Start of Provided entries

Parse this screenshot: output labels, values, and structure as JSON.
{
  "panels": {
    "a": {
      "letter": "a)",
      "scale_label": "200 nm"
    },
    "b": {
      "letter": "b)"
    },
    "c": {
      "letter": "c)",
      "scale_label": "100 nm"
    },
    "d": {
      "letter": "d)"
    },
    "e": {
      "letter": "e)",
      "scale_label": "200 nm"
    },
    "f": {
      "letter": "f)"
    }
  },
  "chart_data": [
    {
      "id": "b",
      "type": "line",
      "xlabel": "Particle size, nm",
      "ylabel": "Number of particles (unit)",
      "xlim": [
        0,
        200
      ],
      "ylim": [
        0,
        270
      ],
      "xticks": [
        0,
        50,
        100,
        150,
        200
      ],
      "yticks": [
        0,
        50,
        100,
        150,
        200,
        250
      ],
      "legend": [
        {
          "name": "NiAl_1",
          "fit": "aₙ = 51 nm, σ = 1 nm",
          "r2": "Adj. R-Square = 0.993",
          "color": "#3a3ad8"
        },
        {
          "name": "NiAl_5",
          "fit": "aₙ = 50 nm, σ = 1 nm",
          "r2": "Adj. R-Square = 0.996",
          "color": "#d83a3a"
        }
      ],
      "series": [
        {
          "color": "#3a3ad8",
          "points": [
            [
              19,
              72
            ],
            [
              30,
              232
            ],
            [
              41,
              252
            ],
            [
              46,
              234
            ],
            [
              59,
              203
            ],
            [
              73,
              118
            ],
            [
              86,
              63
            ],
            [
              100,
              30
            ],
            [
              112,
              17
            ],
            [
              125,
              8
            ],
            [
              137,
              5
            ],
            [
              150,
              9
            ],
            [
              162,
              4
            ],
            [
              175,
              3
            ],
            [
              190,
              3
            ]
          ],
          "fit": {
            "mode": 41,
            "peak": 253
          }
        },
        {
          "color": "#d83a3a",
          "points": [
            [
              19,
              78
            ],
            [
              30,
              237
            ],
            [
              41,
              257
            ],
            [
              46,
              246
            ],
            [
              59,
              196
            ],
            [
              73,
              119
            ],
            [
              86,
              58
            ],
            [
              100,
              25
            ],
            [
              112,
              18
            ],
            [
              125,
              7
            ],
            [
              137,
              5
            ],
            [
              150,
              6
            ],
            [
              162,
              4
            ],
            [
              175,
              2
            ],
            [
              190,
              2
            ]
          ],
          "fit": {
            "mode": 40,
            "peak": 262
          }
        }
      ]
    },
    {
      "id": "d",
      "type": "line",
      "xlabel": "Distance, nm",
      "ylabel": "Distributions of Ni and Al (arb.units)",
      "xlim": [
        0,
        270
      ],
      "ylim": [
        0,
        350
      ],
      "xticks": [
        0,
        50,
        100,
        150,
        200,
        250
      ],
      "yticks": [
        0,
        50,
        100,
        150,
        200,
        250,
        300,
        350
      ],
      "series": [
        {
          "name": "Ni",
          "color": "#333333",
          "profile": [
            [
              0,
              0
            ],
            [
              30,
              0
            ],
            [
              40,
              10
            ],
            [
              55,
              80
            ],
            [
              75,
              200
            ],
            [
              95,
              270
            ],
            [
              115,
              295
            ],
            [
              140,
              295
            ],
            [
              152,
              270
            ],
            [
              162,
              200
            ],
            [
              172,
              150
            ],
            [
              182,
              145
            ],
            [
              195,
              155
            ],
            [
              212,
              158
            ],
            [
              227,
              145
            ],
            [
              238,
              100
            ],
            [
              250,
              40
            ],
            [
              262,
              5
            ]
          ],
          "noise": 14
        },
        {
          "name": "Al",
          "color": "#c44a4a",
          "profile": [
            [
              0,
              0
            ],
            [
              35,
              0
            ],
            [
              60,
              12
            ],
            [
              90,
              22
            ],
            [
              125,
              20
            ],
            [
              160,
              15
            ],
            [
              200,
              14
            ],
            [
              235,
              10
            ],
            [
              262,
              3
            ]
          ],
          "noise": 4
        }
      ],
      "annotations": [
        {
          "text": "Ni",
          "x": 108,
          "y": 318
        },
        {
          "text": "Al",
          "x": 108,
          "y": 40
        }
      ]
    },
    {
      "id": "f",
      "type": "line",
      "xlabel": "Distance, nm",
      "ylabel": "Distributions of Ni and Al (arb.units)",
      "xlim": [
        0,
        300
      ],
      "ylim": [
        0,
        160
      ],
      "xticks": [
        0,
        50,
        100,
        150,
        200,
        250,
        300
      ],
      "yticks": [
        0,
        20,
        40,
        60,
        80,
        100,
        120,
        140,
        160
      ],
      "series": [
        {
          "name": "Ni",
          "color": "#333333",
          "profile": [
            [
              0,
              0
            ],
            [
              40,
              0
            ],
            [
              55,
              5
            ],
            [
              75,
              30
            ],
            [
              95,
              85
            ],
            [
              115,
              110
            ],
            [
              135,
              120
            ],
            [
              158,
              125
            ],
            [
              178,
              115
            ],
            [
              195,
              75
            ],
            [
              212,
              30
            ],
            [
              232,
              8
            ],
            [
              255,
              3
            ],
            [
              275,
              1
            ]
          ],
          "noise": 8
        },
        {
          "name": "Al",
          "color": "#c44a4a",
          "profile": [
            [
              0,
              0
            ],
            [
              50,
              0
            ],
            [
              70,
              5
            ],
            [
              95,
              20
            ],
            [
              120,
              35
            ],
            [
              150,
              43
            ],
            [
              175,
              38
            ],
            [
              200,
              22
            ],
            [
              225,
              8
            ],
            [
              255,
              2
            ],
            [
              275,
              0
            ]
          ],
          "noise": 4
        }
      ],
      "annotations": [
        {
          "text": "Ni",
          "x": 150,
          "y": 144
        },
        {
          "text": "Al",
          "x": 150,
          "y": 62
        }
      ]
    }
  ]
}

End of Provided entries

## Task goal
From the first line to the last, please quote the material above exactly.

## Correct response
Parse this screenshot: output labels, values, and structure as JSON.
{
  "panels": {
    "a": {
      "letter": "a)",
      "scale_label": "200 nm"
    },
    "b": {
      "letter": "b)"
    },
    "c": {
      "letter": "c)",
      "scale_label": "100 nm"
    },
    "d": {
      "letter": "d)"
    },
    "e": {
      "letter": "e)",
      "scale_label": "200 nm"
    },
    "f": {
      "letter": "f)"
    }
  },
  "chart_data": [
    {
      "id": "b",
      "type": "line",
      "xlabel": "Particle size, nm",
      "ylabel": "Number of particles (unit)",
      "xlim": [
        0,
        200
      ],
      "ylim": [
        0,
        270
      ],
      "xticks": [
        0,
        50,
        100,
        150,
        200
      ],
      "yticks": [
        0,
        50,
        100,
        150,
        200,
        250
      ],
      "legend": [
        {
          "name": "NiAl_1",
          "fit": "aₙ = 51 nm, σ = 1 nm",
          "r2": "Adj. R-Square = 0.993",
          "color": "#3a3ad8"
        },
        {
          "name": "NiAl_5",
          "fit": "aₙ = 50 nm, σ = 1 nm",
          "r2": "Adj. R-Square = 0.996",
          "color": "#d83a3a"
        }
      ],
      "series": [
        {
          "color": "#3a3ad8",
          "points": [
            [
              19,
              72
            ],
            [
              30,
              232
            ],
            [
              41,
              252
            ],
            [
              46,
              234
            ],
            [
              59,
              203
            ],
            [
              73,
              118
            ],
            [
              86,
              63
            ],
            [
              100,
              30
            ],
            [
              112,
              17
            ],
            [
              125,
              8
            ],
            [
              137,
              5
            ],
            [
              150,
              9
            ],
            [
              162,
              4
            ],
            [
              175,
              3
            ],
            [
              190,
              3
            ]
          ],
          "fit": {
            "mode": 41,
            "peak": 253
          }
        },
        {
          "color": "#d83a3a",
          "points": [
            [
              19,
              78
            ],
            [
              30,
              237
            ],
            [
              41,
              257
            ],
            [
              46,
              246
            ],
            [
              59,
              196
            ],
            [
              73,
              119
            ],
            [
              86,
              58
            ],
            [
              100,
              25
            ],
            [
              112,
              18
            ],
            [
              125,
              7
            ],
            [
              137,
              5
            ],
            [
              150,
              6
            ],
            [
              162,
              4
            ],
            [
              175,
              2
            ],
            [
              190,
              2
            ]
          ],
          "fit": {
            "mode": 40,
            "peak": 262
          }
        }
      ]
    },
    {
      "id": "d",
      "type": "line",
      "xlabel": "Distance, nm",
      "ylabel": "Distributions of Ni and Al (arb.units)",
      "xlim": [
        0,
        270
      ],
      "ylim": [
        0,
        350
      ],
      "xticks": [
        0,
        50,
        100,
        150,
        200,
        250
      ],
      "yticks": [
        0,
        50,
        100,
        150,
        200,
        250,
        300,
        350
      ],
      "series": [
        {
          "name": "Ni",
          "color": "#333333",
          "profile": [
            [
              0,
              0
            ],
            [
              30,
              0
            ],
            [
              40,
              10
            ],
            [
              55,
              80
            ],
            [
              75,
              200
            ],
            [
              95,
              270
            ],
            [
              115,
              295
            ],
            [
              140,
              295
            ],
            [
              152,
              270
            ],
            [
              162,
              200
            ],
            [
              172,
              150
            ],
            [
              182,
              145
            ],
            [
              195,
              155
            ],
            [
              212,
              158
            ],
            [
              227,
              145
            ],
            [
              238,
              100
            ],
            [
              250,
              40
            ],
            [
              262,
              5
            ]
          ],
          "noise": 14
        },
        {
          "name": "Al",
          "color": "#c44a4a",
          "profile": [
            [
              0,
              0
            ],
            [
              35,
              0
            ],
            [
              60,
              12
            ],
            [
              90,
              22
            ],
            [
              125,
              20
            ],
            [
              160,
              15
            ],
            [
              200,
              14
            ],
            [
              235,
              10
            ],
            [
              262,
              3
            ]
          ],
          "noise": 4
        }
      ],
      "annotations": [
        {
          "text": "Ni",
          "x": 108,
          "y": 318
        },
        {
          "text": "Al",
          "x": 108,
          "y": 40
        }
      ]
    },
    {
      "id": "f",
      "type": "line",
      "xlabel": "Distance, nm",
      "ylabel": "Distributions of Ni and Al (arb.units)",
      "xlim": [
        0,
        300
      ],
      "ylim": [
        0,
        160
      ],
      "xticks": [
        0,
        50,
        100,
        150,
        200,
        250,
        300
      ],
      "yticks": [
        0,
        20,
        40,
        60,
        80,
        100,
        120,
        140,
        160
      ],
      "series": [
        {
          "name": "Ni",
          "color": "#333333",
          "profile": [
            [
              0,
              0
            ],
            [
              40,
              0
            ],
            [
              55,
              5
            ],
            [
              75,
              30
            ],
            [
              95,
              85
            ],
            [
              115,
              110
            ],
            [
              135,
              120
            ],
            [
              158,
              125
            ],
            [
              178,
              115
            ],
            [
              195,
              75
            ],
            [
              212,
              30
            ],
            [
              232,
              8
            ],
            [
              255,
              3
            ],
            [
              275,
              1
            ]
          ],
          "noise": 8
        },
        {
          "name": "Al",
          "color": "#c44a4a",
          "profile": [
            [
              0,
              0
            ],
            [
              50,
              0
            ],
            [
              70,
              5
            ],
            [
              95,
              20
            ],
            [
              120,
              35
            ],
            [
              150,
              43
            ],
            [
              175,
              38
            ],
            [
              200,
              22
            ],
            [
              225,
              8
            ],
            [
              255,
              2
            ],
            [
              275,
              0
            ]
          ],
          "noise": 4
        }
      ],
      "annotations": [
        {
          "text": "Ni",
          "x": 150,
          "y": 144
        },
        {
          "text": "Al",
          "x": 150,
          "y": 62
        }
      ]
    }
  ]
}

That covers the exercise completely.